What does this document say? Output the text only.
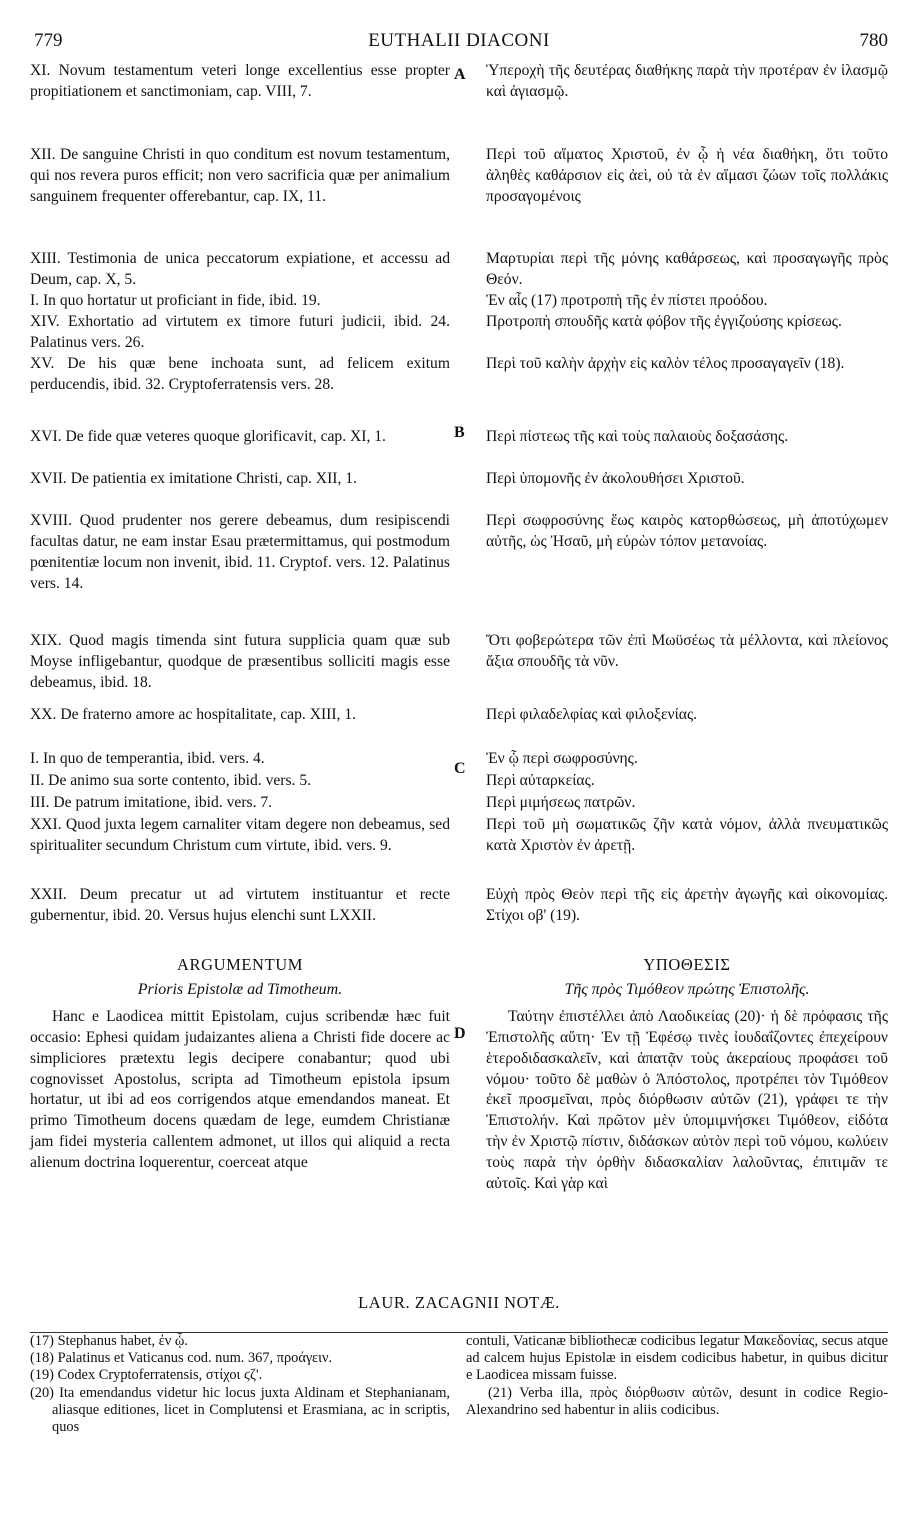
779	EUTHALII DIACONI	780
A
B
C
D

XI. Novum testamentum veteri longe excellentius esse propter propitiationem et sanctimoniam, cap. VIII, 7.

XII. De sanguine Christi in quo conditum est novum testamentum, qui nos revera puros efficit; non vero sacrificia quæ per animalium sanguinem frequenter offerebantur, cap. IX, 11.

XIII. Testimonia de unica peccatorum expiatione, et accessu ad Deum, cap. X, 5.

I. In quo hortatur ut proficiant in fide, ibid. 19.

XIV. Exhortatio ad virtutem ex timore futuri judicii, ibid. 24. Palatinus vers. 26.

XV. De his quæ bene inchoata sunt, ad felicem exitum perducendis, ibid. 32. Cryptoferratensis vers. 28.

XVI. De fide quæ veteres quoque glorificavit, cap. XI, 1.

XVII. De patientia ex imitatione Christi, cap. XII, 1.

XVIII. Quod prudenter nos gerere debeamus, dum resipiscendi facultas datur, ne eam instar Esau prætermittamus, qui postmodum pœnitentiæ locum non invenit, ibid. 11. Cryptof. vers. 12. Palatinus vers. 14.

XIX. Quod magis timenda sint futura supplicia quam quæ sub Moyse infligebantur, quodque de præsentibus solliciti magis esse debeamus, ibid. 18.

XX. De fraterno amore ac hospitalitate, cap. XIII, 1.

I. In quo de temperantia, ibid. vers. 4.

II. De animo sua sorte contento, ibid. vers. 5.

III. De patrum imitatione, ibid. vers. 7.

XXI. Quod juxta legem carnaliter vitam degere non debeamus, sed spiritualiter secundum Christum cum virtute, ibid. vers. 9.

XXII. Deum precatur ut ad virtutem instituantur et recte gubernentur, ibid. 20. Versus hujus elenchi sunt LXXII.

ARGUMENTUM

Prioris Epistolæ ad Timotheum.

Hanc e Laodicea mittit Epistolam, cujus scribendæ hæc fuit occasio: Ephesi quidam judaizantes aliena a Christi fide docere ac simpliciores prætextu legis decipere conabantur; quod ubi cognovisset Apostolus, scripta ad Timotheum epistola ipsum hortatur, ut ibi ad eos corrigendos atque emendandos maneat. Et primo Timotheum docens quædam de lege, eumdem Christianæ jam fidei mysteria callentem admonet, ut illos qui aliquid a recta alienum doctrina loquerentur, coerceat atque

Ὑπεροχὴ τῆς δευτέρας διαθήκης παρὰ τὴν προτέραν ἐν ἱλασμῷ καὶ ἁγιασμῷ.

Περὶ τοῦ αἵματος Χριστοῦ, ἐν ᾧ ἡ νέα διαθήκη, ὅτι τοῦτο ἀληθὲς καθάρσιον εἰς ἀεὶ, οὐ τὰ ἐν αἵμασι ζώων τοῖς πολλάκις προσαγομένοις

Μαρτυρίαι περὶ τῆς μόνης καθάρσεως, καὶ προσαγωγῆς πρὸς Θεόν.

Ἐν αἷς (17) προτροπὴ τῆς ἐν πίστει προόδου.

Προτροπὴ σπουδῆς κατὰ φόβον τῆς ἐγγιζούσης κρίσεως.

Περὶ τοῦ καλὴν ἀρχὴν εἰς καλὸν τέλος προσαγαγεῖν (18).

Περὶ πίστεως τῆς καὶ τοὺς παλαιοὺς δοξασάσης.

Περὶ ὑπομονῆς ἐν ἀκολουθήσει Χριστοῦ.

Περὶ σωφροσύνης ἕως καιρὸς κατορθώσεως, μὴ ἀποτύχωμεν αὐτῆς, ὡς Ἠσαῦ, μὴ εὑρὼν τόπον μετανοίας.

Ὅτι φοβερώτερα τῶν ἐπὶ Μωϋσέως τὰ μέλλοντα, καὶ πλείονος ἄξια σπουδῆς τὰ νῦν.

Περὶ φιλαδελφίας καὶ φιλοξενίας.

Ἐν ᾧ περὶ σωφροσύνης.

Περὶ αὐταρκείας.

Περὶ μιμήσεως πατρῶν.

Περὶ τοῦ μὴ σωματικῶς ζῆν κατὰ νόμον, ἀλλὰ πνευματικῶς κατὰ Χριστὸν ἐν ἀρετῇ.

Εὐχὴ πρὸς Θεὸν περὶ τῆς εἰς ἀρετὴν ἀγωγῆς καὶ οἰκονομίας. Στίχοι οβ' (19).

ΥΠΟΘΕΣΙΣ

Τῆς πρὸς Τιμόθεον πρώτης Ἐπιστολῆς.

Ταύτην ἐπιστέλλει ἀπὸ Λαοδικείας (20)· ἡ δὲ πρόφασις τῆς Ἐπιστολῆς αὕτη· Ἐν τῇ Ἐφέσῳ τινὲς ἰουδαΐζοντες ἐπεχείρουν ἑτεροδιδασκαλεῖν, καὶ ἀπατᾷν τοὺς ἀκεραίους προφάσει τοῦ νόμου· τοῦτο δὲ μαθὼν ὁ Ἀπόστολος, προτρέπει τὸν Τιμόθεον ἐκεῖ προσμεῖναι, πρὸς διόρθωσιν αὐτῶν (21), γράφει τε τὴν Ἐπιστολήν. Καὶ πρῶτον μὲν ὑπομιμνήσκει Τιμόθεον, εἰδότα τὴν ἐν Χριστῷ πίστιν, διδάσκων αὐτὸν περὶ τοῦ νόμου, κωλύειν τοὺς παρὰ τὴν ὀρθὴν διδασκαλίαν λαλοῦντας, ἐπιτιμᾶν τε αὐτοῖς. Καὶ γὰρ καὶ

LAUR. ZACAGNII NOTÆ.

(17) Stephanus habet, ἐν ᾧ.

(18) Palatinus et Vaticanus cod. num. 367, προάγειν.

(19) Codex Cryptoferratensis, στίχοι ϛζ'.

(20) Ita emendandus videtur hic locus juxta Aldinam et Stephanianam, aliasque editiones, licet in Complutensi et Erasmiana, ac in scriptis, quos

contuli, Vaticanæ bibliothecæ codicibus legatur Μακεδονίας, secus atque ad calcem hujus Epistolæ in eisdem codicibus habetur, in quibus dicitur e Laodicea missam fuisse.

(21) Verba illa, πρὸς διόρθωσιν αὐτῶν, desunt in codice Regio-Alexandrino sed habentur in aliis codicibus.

========

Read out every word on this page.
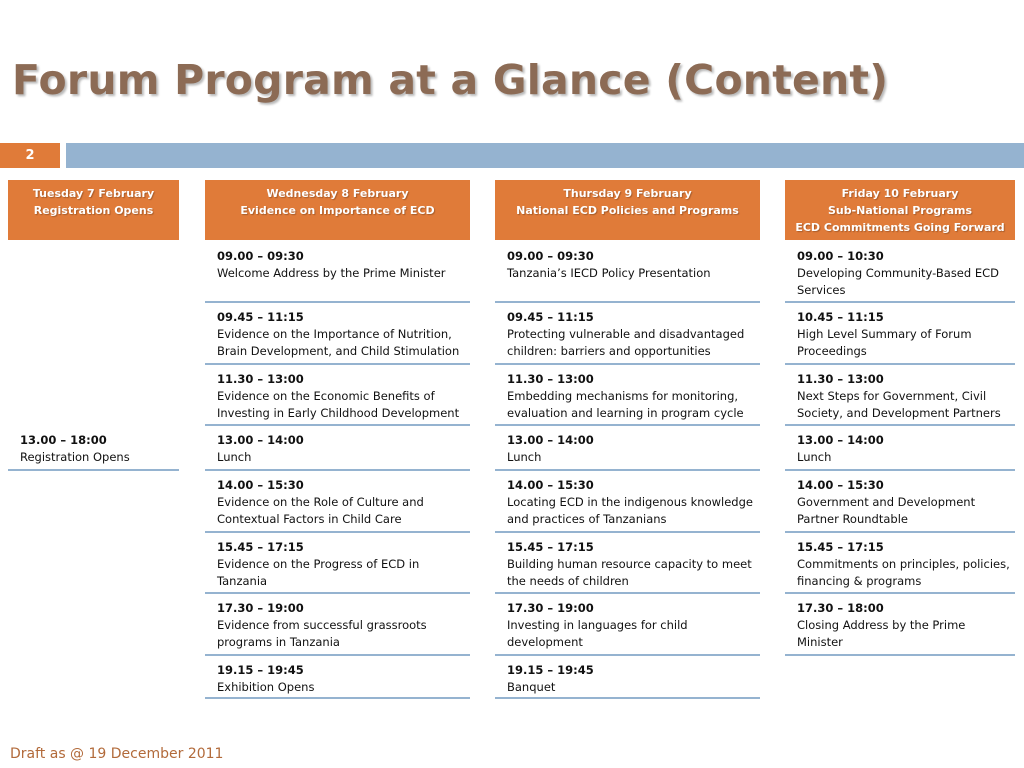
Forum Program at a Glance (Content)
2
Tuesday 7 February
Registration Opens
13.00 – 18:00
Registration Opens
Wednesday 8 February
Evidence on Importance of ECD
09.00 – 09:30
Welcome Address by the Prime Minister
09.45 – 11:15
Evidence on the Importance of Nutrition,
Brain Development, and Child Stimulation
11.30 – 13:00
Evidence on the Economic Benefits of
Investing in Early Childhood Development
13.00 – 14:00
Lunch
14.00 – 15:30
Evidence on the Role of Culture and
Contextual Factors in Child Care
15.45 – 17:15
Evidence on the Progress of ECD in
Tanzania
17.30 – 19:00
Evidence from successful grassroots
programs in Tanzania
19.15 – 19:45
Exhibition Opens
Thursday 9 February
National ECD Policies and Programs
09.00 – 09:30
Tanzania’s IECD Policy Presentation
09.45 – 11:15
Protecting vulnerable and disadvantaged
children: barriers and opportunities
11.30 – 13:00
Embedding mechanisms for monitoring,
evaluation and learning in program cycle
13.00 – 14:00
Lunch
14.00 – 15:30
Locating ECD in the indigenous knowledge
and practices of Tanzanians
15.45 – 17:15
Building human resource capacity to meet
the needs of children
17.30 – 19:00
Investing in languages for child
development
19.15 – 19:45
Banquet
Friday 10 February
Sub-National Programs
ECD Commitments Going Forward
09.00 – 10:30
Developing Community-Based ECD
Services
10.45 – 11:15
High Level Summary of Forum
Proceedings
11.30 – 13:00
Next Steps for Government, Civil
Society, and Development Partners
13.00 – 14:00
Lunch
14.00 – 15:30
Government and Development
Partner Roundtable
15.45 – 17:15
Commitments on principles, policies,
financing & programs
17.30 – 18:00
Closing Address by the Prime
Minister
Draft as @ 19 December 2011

========

§ **GIVEN TASK**
Gather all lines where the word "Epistolæ" appears.

§ **THE COMPLETED TASK**
Prioris Epistolæ ad Timotheum.
contuli, Vaticanæ bibliothecæ codicibus legatur Μακεδονίας, secus atque ad calcem hujus Epistolæ in eisdem codicibus habetur, in quibus dicitur e Laodicea missam fuisse.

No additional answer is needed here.